— Start of Task input —

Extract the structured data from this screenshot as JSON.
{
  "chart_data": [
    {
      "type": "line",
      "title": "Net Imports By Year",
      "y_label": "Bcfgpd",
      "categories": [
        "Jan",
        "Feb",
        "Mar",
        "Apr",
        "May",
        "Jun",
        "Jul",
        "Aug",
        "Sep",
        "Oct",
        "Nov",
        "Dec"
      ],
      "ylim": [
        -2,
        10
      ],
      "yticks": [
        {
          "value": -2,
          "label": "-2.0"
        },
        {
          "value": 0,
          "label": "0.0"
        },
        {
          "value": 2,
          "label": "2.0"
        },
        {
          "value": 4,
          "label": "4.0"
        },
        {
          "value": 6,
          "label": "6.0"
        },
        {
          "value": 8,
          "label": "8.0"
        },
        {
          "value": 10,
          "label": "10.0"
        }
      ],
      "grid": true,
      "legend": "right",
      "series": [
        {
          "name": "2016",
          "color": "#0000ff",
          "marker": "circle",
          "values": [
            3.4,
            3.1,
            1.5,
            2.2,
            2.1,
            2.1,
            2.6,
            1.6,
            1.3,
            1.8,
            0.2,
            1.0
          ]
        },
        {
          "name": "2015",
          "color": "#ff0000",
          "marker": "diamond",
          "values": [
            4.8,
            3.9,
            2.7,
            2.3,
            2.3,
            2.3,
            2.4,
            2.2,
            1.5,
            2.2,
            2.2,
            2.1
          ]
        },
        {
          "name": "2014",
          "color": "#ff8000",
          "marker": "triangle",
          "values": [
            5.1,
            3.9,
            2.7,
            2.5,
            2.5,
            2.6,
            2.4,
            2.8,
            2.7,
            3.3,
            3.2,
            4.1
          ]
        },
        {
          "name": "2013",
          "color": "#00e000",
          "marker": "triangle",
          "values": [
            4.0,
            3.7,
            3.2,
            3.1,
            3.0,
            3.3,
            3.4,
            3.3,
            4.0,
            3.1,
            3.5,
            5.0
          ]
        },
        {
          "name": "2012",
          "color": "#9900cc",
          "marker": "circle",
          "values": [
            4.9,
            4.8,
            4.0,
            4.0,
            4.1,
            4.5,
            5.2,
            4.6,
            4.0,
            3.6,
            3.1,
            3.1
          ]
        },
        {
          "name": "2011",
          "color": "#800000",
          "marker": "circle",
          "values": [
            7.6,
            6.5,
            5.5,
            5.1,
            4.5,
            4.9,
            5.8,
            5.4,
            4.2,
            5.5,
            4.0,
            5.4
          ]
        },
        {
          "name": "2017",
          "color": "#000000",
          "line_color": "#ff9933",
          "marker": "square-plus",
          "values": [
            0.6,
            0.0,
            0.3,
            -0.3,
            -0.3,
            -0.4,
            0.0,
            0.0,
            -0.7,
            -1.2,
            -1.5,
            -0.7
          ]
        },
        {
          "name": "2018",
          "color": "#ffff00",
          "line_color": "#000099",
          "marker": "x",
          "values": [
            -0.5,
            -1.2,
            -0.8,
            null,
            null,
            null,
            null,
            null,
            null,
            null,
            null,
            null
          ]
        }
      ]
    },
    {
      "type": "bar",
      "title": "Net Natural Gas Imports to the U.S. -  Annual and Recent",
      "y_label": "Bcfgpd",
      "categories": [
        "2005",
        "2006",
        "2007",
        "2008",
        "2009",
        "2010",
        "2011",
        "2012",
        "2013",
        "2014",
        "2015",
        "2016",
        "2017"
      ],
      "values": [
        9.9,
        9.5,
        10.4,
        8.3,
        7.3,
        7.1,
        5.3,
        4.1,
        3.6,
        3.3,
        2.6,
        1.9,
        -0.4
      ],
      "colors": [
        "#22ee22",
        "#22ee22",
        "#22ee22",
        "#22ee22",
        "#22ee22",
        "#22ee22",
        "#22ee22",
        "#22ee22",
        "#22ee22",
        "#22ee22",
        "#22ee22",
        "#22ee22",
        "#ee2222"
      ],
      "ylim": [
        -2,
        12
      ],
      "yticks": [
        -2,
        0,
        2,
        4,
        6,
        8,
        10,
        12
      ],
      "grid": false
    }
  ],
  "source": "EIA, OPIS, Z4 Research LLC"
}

— End of Task input —

● Your task
Reproduce the whole listing word for word.

● Problem solution
Extract the structured data from this screenshot as JSON.
{
  "chart_data": [
    {
      "type": "line",
      "title": "Net Imports By Year",
      "y_label": "Bcfgpd",
      "categories": [
        "Jan",
        "Feb",
        "Mar",
        "Apr",
        "May",
        "Jun",
        "Jul",
        "Aug",
        "Sep",
        "Oct",
        "Nov",
        "Dec"
      ],
      "ylim": [
        -2,
        10
      ],
      "yticks": [
        {
          "value": -2,
          "label": "-2.0"
        },
        {
          "value": 0,
          "label": "0.0"
        },
        {
          "value": 2,
          "label": "2.0"
        },
        {
          "value": 4,
          "label": "4.0"
        },
        {
          "value": 6,
          "label": "6.0"
        },
        {
          "value": 8,
          "label": "8.0"
        },
        {
          "value": 10,
          "label": "10.0"
        }
      ],
      "grid": true,
      "legend": "right",
      "series": [
        {
          "name": "2016",
          "color": "#0000ff",
          "marker": "circle",
          "values": [
            3.4,
            3.1,
            1.5,
            2.2,
            2.1,
            2.1,
            2.6,
            1.6,
            1.3,
            1.8,
            0.2,
            1.0
          ]
        },
        {
          "name": "2015",
          "color": "#ff0000",
          "marker": "diamond",
          "values": [
            4.8,
            3.9,
            2.7,
            2.3,
            2.3,
            2.3,
            2.4,
            2.2,
            1.5,
            2.2,
            2.2,
            2.1
          ]
        },
        {
          "name": "2014",
          "color": "#ff8000",
          "marker": "triangle",
          "values": [
            5.1,
            3.9,
            2.7,
            2.5,
            2.5,
            2.6,
            2.4,
            2.8,
            2.7,
            3.3,
            3.2,
            4.1
          ]
        },
        {
          "name": "2013",
          "color": "#00e000",
          "marker": "triangle",
          "values": [
            4.0,
            3.7,
            3.2,
            3.1,
            3.0,
            3.3,
            3.4,
            3.3,
            4.0,
            3.1,
            3.5,
            5.0
          ]
        },
        {
          "name": "2012",
          "color": "#9900cc",
          "marker": "circle",
          "values": [
            4.9,
            4.8,
            4.0,
            4.0,
            4.1,
            4.5,
            5.2,
            4.6,
            4.0,
            3.6,
            3.1,
            3.1
          ]
        },
        {
          "name": "2011",
          "color": "#800000",
          "marker": "circle",
          "values": [
            7.6,
            6.5,
            5.5,
            5.1,
            4.5,
            4.9,
            5.8,
            5.4,
            4.2,
            5.5,
            4.0,
            5.4
          ]
        },
        {
          "name": "2017",
          "color": "#000000",
          "line_color": "#ff9933",
          "marker": "square-plus",
          "values": [
            0.6,
            0.0,
            0.3,
            -0.3,
            -0.3,
            -0.4,
            0.0,
            0.0,
            -0.7,
            -1.2,
            -1.5,
            -0.7
          ]
        },
        {
          "name": "2018",
          "color": "#ffff00",
          "line_color": "#000099",
          "marker": "x",
          "values": [
            -0.5,
            -1.2,
            -0.8,
            null,
            null,
            null,
            null,
            null,
            null,
            null,
            null,
            null
          ]
        }
      ]
    },
    {
      "type": "bar",
      "title": "Net Natural Gas Imports to the U.S. -  Annual and Recent",
      "y_label": "Bcfgpd",
      "categories": [
        "2005",
        "2006",
        "2007",
        "2008",
        "2009",
        "2010",
        "2011",
        "2012",
        "2013",
        "2014",
        "2015",
        "2016",
        "2017"
      ],
      "values": [
        9.9,
        9.5,
        10.4,
        8.3,
        7.3,
        7.1,
        5.3,
        4.1,
        3.6,
        3.3,
        2.6,
        1.9,
        -0.4
      ],
      "colors": [
        "#22ee22",
        "#22ee22",
        "#22ee22",
        "#22ee22",
        "#22ee22",
        "#22ee22",
        "#22ee22",
        "#22ee22",
        "#22ee22",
        "#22ee22",
        "#22ee22",
        "#22ee22",
        "#ee2222"
      ],
      "ylim": [
        -2,
        12
      ],
      "yticks": [
        -2,
        0,
        2,
        4,
        6,
        8,
        10,
        12
      ],
      "grid": false
    }
  ],
  "source": "EIA, OPIS, Z4 Research LLC"
}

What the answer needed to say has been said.